Repeat all of the data precisely.

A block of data

-- BEGIN --

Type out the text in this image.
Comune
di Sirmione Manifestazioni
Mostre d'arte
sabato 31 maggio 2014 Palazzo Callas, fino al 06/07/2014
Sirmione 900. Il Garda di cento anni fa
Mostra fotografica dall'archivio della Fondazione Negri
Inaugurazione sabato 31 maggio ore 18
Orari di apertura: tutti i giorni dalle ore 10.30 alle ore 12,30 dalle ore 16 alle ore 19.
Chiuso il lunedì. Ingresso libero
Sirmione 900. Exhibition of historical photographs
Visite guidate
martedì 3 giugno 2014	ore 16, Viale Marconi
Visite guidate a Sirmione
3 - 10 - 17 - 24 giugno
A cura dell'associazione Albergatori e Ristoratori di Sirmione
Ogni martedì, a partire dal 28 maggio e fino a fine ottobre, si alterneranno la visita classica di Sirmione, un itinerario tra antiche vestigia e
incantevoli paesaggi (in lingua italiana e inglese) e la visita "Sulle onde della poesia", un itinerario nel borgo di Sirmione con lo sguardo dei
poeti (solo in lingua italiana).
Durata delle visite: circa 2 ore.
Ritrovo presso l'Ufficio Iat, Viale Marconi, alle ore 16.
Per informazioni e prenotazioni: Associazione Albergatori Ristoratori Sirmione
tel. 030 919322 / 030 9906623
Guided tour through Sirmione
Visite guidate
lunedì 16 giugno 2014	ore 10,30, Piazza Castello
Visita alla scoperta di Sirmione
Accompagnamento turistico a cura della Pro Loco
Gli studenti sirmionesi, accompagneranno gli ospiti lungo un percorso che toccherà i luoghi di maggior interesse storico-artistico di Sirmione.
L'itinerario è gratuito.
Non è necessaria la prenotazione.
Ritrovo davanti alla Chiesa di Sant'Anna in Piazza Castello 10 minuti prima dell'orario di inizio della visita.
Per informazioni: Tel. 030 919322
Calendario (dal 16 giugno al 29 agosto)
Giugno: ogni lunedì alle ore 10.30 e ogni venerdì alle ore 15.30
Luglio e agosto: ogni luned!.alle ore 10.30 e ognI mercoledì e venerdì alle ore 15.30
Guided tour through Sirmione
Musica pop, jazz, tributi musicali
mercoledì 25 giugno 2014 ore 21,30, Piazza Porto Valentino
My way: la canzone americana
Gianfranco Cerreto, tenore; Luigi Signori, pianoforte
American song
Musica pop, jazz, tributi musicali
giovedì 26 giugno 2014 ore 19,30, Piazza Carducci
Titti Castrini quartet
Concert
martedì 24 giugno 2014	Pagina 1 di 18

-- END --

◆ IN RESPONSE ◆
Type out the text in this image.
Comune
di Sirmione Manifestazioni
Mostre d'arte
sabato 31 maggio 2014 Palazzo Callas, fino al 06/07/2014
Sirmione 900. Il Garda di cento anni fa
Mostra fotografica dall'archivio della Fondazione Negri
Inaugurazione sabato 31 maggio ore 18
Orari di apertura: tutti i giorni dalle ore 10.30 alle ore 12,30 dalle ore 16 alle ore 19.
Chiuso il lunedì. Ingresso libero
Sirmione 900. Exhibition of historical photographs
Visite guidate
martedì 3 giugno 2014	ore 16, Viale Marconi
Visite guidate a Sirmione
3 - 10 - 17 - 24 giugno
A cura dell'associazione Albergatori e Ristoratori di Sirmione
Ogni martedì, a partire dal 28 maggio e fino a fine ottobre, si alterneranno la visita classica di Sirmione, un itinerario tra antiche vestigia e
incantevoli paesaggi (in lingua italiana e inglese) e la visita "Sulle onde della poesia", un itinerario nel borgo di Sirmione con lo sguardo dei
poeti (solo in lingua italiana).
Durata delle visite: circa 2 ore.
Ritrovo presso l'Ufficio Iat, Viale Marconi, alle ore 16.
Per informazioni e prenotazioni: Associazione Albergatori Ristoratori Sirmione
tel. 030 919322 / 030 9906623
Guided tour through Sirmione
Visite guidate
lunedì 16 giugno 2014	ore 10,30, Piazza Castello
Visita alla scoperta di Sirmione
Accompagnamento turistico a cura della Pro Loco
Gli studenti sirmionesi, accompagneranno gli ospiti lungo un percorso che toccherà i luoghi di maggior interesse storico-artistico di Sirmione.
L'itinerario è gratuito.
Non è necessaria la prenotazione.
Ritrovo davanti alla Chiesa di Sant'Anna in Piazza Castello 10 minuti prima dell'orario di inizio della visita.
Per informazioni: Tel. 030 919322
Calendario (dal 16 giugno al 29 agosto)
Giugno: ogni lunedì alle ore 10.30 e ogni venerdì alle ore 15.30
Luglio e agosto: ogni luned!.alle ore 10.30 e ognI mercoledì e venerdì alle ore 15.30
Guided tour through Sirmione
Musica pop, jazz, tributi musicali
mercoledì 25 giugno 2014 ore 21,30, Piazza Porto Valentino
My way: la canzone americana
Gianfranco Cerreto, tenore; Luigi Signori, pianoforte
American song
Musica pop, jazz, tributi musicali
giovedì 26 giugno 2014 ore 19,30, Piazza Carducci
Titti Castrini quartet
Concert
martedì 24 giugno 2014	Pagina 1 di 18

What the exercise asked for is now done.